◆ **Exercise brief**
Could you transcribe the material below exactly, without leaving out a single line?
━━ Given records
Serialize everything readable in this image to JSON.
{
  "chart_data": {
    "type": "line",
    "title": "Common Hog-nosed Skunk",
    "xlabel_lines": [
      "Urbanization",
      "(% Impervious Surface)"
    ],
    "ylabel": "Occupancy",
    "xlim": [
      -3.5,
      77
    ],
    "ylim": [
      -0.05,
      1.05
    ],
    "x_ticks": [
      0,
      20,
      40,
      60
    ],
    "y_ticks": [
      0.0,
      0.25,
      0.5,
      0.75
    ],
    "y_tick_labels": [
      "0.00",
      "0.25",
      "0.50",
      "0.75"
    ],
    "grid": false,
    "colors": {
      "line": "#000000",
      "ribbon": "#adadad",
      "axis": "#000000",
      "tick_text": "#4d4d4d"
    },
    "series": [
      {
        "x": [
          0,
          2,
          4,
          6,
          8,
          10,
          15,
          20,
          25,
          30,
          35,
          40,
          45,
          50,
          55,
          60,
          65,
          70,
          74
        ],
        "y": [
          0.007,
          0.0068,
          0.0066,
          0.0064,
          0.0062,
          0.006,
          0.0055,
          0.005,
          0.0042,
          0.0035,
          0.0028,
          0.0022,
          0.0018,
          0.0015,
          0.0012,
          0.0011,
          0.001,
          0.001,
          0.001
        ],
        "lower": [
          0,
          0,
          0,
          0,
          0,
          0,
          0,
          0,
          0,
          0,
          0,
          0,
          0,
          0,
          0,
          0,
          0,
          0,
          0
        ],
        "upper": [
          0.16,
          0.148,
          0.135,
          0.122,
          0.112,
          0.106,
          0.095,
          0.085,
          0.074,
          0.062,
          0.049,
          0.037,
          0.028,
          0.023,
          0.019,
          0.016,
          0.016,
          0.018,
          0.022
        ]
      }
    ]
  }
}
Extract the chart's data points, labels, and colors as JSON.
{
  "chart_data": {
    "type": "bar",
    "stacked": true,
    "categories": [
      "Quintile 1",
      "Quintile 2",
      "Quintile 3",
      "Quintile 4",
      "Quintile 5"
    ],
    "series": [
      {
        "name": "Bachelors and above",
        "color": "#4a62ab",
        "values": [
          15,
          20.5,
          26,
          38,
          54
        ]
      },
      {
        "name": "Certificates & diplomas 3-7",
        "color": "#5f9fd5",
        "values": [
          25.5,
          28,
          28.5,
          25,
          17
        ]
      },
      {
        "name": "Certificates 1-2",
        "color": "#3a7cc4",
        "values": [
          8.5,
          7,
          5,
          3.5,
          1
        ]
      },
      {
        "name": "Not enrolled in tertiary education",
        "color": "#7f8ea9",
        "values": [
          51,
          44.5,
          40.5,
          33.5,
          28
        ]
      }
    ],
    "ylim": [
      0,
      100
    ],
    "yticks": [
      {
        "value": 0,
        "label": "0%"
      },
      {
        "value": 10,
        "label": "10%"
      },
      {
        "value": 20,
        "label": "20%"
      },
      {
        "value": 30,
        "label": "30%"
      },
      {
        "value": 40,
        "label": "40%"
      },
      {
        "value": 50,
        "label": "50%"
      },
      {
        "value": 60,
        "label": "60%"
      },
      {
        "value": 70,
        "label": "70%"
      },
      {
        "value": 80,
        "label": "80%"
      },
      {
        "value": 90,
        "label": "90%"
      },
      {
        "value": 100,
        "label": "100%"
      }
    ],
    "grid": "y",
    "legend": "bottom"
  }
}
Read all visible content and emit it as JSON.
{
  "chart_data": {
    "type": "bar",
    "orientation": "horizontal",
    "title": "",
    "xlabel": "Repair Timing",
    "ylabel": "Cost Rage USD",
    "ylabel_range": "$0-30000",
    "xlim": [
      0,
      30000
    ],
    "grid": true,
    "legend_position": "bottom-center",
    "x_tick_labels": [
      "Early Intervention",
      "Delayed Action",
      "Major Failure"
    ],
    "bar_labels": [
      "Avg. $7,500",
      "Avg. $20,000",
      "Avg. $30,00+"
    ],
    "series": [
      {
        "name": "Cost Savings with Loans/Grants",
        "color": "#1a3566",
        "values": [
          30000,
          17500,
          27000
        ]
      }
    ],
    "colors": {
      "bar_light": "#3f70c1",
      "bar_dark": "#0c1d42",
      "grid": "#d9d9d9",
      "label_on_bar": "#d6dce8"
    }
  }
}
━━━━
◆ **Answer to the problem**
Serialize everything readable in this image to JSON.
{
  "chart_data": {
    "type": "line",
    "title": "Common Hog-nosed Skunk",
    "xlabel_lines": [
      "Urbanization",
      "(% Impervious Surface)"
    ],
    "ylabel": "Occupancy",
    "xlim": [
      -3.5,
      77
    ],
    "ylim": [
      -0.05,
      1.05
    ],
    "x_ticks": [
      0,
      20,
      40,
      60
    ],
    "y_ticks": [
      0.0,
      0.25,
      0.5,
      0.75
    ],
    "y_tick_labels": [
      "0.00",
      "0.25",
      "0.50",
      "0.75"
    ],
    "grid": false,
    "colors": {
      "line": "#000000",
      "ribbon": "#adadad",
      "axis": "#000000",
      "tick_text": "#4d4d4d"
    },
    "series": [
      {
        "x": [
          0,
          2,
          4,
          6,
          8,
          10,
          15,
          20,
          25,
          30,
          35,
          40,
          45,
          50,
          55,
          60,
          65,
          70,
          74
        ],
        "y": [
          0.007,
          0.0068,
          0.0066,
          0.0064,
          0.0062,
          0.006,
          0.0055,
          0.005,
          0.0042,
          0.0035,
          0.0028,
          0.0022,
          0.0018,
          0.0015,
          0.0012,
          0.0011,
          0.001,
          0.001,
          0.001
        ],
        "lower": [
          0,
          0,
          0,
          0,
          0,
          0,
          0,
          0,
          0,
          0,
          0,
          0,
          0,
          0,
          0,
          0,
          0,
          0,
          0
        ],
        "upper": [
          0.16,
          0.148,
          0.135,
          0.122,
          0.112,
          0.106,
          0.095,
          0.085,
          0.074,
          0.062,
          0.049,
          0.037,
          0.028,
          0.023,
          0.019,
          0.016,
          0.016,
          0.018,
          0.022
        ]
      }
    ]
  }
}
Extract the chart's data points, labels, and colors as JSON.
{
  "chart_data": {
    "type": "bar",
    "stacked": true,
    "categories": [
      "Quintile 1",
      "Quintile 2",
      "Quintile 3",
      "Quintile 4",
      "Quintile 5"
    ],
    "series": [
      {
        "name": "Bachelors and above",
        "color": "#4a62ab",
        "values": [
          15,
          20.5,
          26,
          38,
          54
        ]
      },
      {
        "name": "Certificates & diplomas 3-7",
        "color": "#5f9fd5",
        "values": [
          25.5,
          28,
          28.5,
          25,
          17
        ]
      },
      {
        "name": "Certificates 1-2",
        "color": "#3a7cc4",
        "values": [
          8.5,
          7,
          5,
          3.5,
          1
        ]
      },
      {
        "name": "Not enrolled in tertiary education",
        "color": "#7f8ea9",
        "values": [
          51,
          44.5,
          40.5,
          33.5,
          28
        ]
      }
    ],
    "ylim": [
      0,
      100
    ],
    "yticks": [
      {
        "value": 0,
        "label": "0%"
      },
      {
        "value": 10,
        "label": "10%"
      },
      {
        "value": 20,
        "label": "20%"
      },
      {
        "value": 30,
        "label": "30%"
      },
      {
        "value": 40,
        "label": "40%"
      },
      {
        "value": 50,
        "label": "50%"
      },
      {
        "value": 60,
        "label": "60%"
      },
      {
        "value": 70,
        "label": "70%"
      },
      {
        "value": 80,
        "label": "80%"
      },
      {
        "value": 90,
        "label": "90%"
      },
      {
        "value": 100,
        "label": "100%"
      }
    ],
    "grid": "y",
    "legend": "bottom"
  }
}
Read all visible content and emit it as JSON.
{
  "chart_data": {
    "type": "bar",
    "orientation": "horizontal",
    "title": "",
    "xlabel": "Repair Timing",
    "ylabel": "Cost Rage USD",
    "ylabel_range": "$0-30000",
    "xlim": [
      0,
      30000
    ],
    "grid": true,
    "legend_position": "bottom-center",
    "x_tick_labels": [
      "Early Intervention",
      "Delayed Action",
      "Major Failure"
    ],
    "bar_labels": [
      "Avg. $7,500",
      "Avg. $20,000",
      "Avg. $30,00+"
    ],
    "series": [
      {
        "name": "Cost Savings with Loans/Grants",
        "color": "#1a3566",
        "values": [
          30000,
          17500,
          27000
        ]
      }
    ],
    "colors": {
      "bar_light": "#3f70c1",
      "bar_dark": "#0c1d42",
      "grid": "#d9d9d9",
      "label_on_bar": "#d6dce8"
    }
  }
}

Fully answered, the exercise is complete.